* begin *
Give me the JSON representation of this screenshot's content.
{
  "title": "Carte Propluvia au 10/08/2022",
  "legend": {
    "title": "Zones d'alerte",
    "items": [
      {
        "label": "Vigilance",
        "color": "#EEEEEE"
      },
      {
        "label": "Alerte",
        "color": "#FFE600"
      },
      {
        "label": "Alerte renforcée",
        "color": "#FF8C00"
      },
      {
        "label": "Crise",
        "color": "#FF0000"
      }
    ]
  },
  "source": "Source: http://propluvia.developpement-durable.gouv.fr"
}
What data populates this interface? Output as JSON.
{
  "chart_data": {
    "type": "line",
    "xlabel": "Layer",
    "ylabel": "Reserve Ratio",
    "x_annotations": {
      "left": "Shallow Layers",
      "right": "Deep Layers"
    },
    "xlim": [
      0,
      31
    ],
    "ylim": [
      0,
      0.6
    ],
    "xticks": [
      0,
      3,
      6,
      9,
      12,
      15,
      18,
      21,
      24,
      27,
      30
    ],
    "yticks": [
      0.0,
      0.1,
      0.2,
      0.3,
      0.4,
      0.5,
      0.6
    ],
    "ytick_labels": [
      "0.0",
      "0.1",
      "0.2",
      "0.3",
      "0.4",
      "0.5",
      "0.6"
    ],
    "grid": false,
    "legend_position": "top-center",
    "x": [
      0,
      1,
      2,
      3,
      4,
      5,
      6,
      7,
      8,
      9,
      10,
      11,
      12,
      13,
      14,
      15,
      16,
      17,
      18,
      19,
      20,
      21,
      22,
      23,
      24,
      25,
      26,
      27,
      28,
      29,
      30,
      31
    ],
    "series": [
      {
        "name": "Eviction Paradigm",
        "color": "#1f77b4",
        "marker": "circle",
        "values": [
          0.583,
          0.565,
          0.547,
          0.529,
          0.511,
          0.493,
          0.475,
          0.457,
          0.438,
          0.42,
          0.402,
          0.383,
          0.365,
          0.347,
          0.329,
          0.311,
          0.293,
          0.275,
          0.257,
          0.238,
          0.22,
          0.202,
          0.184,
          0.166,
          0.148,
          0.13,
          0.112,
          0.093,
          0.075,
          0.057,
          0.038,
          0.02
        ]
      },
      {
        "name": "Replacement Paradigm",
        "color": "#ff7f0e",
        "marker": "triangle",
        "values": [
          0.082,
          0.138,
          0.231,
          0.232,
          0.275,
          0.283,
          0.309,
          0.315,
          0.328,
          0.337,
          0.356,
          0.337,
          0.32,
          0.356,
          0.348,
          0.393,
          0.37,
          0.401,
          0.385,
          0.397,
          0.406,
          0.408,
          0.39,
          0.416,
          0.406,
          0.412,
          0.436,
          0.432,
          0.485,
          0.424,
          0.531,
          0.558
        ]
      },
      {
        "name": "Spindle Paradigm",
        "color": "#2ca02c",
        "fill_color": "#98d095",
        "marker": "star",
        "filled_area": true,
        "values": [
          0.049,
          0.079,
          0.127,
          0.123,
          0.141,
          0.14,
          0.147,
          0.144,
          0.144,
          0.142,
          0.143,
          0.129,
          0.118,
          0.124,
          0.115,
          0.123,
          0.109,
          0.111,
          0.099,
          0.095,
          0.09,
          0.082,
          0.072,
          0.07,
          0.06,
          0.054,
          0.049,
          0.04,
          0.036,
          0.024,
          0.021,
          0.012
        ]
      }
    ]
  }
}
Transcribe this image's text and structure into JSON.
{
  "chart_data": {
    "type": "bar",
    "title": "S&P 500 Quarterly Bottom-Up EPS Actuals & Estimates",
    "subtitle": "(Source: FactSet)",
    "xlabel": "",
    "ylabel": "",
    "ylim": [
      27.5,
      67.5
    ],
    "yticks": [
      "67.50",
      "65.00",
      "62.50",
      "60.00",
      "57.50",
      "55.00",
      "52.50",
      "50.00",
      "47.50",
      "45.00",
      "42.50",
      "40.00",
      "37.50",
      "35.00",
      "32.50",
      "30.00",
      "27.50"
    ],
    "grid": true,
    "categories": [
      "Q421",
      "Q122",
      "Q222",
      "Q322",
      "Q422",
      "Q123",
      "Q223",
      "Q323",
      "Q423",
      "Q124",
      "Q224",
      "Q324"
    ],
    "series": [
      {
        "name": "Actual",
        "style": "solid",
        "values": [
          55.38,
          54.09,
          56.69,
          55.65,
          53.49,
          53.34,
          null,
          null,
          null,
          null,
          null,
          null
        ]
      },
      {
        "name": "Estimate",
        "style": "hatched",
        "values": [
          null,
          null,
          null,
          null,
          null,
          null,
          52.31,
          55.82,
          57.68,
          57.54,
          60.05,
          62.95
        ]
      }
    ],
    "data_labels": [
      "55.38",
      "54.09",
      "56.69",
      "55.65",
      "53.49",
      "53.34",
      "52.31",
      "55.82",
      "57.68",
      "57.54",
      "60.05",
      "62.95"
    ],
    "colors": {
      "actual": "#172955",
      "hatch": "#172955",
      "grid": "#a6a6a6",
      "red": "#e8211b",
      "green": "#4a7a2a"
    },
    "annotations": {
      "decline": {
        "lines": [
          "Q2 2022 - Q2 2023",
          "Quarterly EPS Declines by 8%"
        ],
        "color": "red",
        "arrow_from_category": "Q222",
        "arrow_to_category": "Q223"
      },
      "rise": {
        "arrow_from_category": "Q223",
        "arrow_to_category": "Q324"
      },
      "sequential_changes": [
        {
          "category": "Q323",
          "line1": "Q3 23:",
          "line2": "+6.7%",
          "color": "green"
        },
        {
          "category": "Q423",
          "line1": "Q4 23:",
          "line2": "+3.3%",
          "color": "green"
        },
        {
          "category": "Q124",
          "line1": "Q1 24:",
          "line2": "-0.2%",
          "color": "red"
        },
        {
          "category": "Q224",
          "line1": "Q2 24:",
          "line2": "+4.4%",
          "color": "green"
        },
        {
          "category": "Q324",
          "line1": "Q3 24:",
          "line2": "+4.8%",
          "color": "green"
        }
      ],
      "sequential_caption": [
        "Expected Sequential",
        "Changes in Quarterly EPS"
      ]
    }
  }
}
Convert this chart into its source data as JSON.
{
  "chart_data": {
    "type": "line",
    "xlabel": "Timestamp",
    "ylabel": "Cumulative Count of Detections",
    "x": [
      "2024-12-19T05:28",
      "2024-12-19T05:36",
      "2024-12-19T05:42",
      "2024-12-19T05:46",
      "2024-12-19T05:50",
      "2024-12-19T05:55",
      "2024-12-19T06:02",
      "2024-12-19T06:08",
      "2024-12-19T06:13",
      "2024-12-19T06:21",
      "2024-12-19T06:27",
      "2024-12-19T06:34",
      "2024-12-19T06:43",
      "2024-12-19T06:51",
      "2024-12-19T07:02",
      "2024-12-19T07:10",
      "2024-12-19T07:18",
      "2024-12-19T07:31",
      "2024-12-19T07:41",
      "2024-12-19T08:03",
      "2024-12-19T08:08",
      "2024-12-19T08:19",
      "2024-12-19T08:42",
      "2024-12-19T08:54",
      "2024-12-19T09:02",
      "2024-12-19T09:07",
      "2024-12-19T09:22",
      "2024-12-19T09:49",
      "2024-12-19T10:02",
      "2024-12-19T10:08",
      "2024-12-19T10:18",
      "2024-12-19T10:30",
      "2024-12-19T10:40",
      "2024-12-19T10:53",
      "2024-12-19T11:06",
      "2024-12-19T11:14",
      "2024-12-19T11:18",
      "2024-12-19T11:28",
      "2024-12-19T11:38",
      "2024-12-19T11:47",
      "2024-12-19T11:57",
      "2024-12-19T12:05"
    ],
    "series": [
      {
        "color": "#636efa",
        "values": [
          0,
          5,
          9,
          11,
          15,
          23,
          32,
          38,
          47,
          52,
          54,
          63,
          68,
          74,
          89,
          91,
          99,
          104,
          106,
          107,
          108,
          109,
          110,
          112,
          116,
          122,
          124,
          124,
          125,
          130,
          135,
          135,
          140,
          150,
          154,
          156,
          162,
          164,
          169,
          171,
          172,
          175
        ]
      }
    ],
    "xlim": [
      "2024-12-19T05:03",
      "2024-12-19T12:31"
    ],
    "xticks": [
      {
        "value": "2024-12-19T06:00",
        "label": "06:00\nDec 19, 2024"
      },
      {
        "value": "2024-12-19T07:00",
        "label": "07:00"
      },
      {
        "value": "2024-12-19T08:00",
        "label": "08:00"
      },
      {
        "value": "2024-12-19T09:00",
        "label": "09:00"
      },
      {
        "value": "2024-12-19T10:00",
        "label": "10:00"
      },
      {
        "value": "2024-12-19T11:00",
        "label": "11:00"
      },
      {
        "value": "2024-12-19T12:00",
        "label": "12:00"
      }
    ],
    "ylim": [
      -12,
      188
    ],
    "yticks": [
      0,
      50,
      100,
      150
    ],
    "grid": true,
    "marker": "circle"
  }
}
* end *
### [Prompt]
From the data above, gather every line that includes the word "Paradigm".

### [Result of the task]
        "name": "Eviction Paradigm",
        "name": "Replacement Paradigm",
        "name": "Spindle Paradigm",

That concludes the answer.